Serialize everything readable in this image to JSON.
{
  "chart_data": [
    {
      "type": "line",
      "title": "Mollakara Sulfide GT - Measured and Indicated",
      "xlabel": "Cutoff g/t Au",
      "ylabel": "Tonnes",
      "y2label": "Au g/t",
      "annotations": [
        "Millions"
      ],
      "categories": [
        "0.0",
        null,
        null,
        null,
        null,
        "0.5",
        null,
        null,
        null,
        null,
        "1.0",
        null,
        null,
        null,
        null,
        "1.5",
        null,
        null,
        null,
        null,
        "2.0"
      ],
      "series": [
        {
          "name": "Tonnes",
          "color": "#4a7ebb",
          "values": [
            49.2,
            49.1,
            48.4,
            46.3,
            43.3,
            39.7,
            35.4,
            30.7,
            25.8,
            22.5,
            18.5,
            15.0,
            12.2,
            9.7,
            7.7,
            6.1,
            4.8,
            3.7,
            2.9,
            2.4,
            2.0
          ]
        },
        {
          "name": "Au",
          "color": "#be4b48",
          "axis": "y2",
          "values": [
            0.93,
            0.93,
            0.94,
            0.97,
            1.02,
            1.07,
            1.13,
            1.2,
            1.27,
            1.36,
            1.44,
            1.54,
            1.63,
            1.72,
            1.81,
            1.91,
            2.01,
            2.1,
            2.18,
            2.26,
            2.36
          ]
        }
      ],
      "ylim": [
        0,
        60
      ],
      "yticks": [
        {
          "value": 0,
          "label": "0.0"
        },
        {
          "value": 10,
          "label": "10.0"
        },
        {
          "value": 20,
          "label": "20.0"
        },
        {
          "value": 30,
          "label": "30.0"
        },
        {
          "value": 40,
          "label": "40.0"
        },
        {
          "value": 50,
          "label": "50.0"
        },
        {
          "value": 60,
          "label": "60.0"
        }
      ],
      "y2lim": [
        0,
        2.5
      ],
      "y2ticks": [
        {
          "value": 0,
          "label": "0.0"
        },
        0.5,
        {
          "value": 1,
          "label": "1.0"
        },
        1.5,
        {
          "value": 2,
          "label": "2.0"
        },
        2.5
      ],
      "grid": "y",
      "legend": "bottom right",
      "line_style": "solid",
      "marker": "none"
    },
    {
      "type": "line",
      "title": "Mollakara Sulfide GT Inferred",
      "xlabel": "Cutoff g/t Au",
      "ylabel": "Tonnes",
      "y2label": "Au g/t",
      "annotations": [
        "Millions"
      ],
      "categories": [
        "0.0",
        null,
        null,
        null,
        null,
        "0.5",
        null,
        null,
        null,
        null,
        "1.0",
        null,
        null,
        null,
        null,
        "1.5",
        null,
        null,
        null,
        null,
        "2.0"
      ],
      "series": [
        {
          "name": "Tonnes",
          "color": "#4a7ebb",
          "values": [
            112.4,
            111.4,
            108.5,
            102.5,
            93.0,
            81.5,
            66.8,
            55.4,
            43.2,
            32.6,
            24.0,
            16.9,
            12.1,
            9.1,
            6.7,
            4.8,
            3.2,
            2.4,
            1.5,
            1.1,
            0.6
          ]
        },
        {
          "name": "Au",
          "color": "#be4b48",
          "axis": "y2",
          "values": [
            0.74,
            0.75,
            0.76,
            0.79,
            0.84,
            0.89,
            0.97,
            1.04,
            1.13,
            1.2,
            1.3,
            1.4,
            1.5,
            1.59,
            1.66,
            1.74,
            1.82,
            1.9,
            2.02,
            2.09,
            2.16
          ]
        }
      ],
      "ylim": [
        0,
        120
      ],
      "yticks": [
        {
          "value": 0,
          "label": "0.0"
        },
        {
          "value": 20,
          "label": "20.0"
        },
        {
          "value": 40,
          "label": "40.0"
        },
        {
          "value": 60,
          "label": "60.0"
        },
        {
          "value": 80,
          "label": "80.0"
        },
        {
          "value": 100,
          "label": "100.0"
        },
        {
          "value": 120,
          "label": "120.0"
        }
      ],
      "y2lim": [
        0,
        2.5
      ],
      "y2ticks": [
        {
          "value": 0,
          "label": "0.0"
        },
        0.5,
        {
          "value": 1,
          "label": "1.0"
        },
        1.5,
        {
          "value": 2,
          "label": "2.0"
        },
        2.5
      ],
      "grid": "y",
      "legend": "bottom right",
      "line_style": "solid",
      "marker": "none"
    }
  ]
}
----------------
_Task description:_ Extract every entry above as it appears.

_Answer:_
Serialize everything readable in this image to JSON.
{
  "chart_data": [
    {
      "type": "line",
      "title": "Mollakara Sulfide GT - Measured and Indicated",
      "xlabel": "Cutoff g/t Au",
      "ylabel": "Tonnes",
      "y2label": "Au g/t",
      "annotations": [
        "Millions"
      ],
      "categories": [
        "0.0",
        null,
        null,
        null,
        null,
        "0.5",
        null,
        null,
        null,
        null,
        "1.0",
        null,
        null,
        null,
        null,
        "1.5",
        null,
        null,
        null,
        null,
        "2.0"
      ],
      "series": [
        {
          "name": "Tonnes",
          "color": "#4a7ebb",
          "values": [
            49.2,
            49.1,
            48.4,
            46.3,
            43.3,
            39.7,
            35.4,
            30.7,
            25.8,
            22.5,
            18.5,
            15.0,
            12.2,
            9.7,
            7.7,
            6.1,
            4.8,
            3.7,
            2.9,
            2.4,
            2.0
          ]
        },
        {
          "name": "Au",
          "color": "#be4b48",
          "axis": "y2",
          "values": [
            0.93,
            0.93,
            0.94,
            0.97,
            1.02,
            1.07,
            1.13,
            1.2,
            1.27,
            1.36,
            1.44,
            1.54,
            1.63,
            1.72,
            1.81,
            1.91,
            2.01,
            2.1,
            2.18,
            2.26,
            2.36
          ]
        }
      ],
      "ylim": [
        0,
        60
      ],
      "yticks": [
        {
          "value": 0,
          "label": "0.0"
        },
        {
          "value": 10,
          "label": "10.0"
        },
        {
          "value": 20,
          "label": "20.0"
        },
        {
          "value": 30,
          "label": "30.0"
        },
        {
          "value": 40,
          "label": "40.0"
        },
        {
          "value": 50,
          "label": "50.0"
        },
        {
          "value": 60,
          "label": "60.0"
        }
      ],
      "y2lim": [
        0,
        2.5
      ],
      "y2ticks": [
        {
          "value": 0,
          "label": "0.0"
        },
        0.5,
        {
          "value": 1,
          "label": "1.0"
        },
        1.5,
        {
          "value": 2,
          "label": "2.0"
        },
        2.5
      ],
      "grid": "y",
      "legend": "bottom right",
      "line_style": "solid",
      "marker": "none"
    },
    {
      "type": "line",
      "title": "Mollakara Sulfide GT Inferred",
      "xlabel": "Cutoff g/t Au",
      "ylabel": "Tonnes",
      "y2label": "Au g/t",
      "annotations": [
        "Millions"
      ],
      "categories": [
        "0.0",
        null,
        null,
        null,
        null,
        "0.5",
        null,
        null,
        null,
        null,
        "1.0",
        null,
        null,
        null,
        null,
        "1.5",
        null,
        null,
        null,
        null,
        "2.0"
      ],
      "series": [
        {
          "name": "Tonnes",
          "color": "#4a7ebb",
          "values": [
            112.4,
            111.4,
            108.5,
            102.5,
            93.0,
            81.5,
            66.8,
            55.4,
            43.2,
            32.6,
            24.0,
            16.9,
            12.1,
            9.1,
            6.7,
            4.8,
            3.2,
            2.4,
            1.5,
            1.1,
            0.6
          ]
        },
        {
          "name": "Au",
          "color": "#be4b48",
          "axis": "y2",
          "values": [
            0.74,
            0.75,
            0.76,
            0.79,
            0.84,
            0.89,
            0.97,
            1.04,
            1.13,
            1.2,
            1.3,
            1.4,
            1.5,
            1.59,
            1.66,
            1.74,
            1.82,
            1.9,
            2.02,
            2.09,
            2.16
          ]
        }
      ],
      "ylim": [
        0,
        120
      ],
      "yticks": [
        {
          "value": 0,
          "label": "0.0"
        },
        {
          "value": 20,
          "label": "20.0"
        },
        {
          "value": 40,
          "label": "40.0"
        },
        {
          "value": 60,
          "label": "60.0"
        },
        {
          "value": 80,
          "label": "80.0"
        },
        {
          "value": 100,
          "label": "100.0"
        },
        {
          "value": 120,
          "label": "120.0"
        }
      ],
      "y2lim": [
        0,
        2.5
      ],
      "y2ticks": [
        {
          "value": 0,
          "label": "0.0"
        },
        0.5,
        {
          "value": 1,
          "label": "1.0"
        },
        1.5,
        {
          "value": 2,
          "label": "2.0"
        },
        2.5
      ],
      "grid": "y",
      "legend": "bottom right",
      "line_style": "solid",
      "marker": "none"
    }
  ]
}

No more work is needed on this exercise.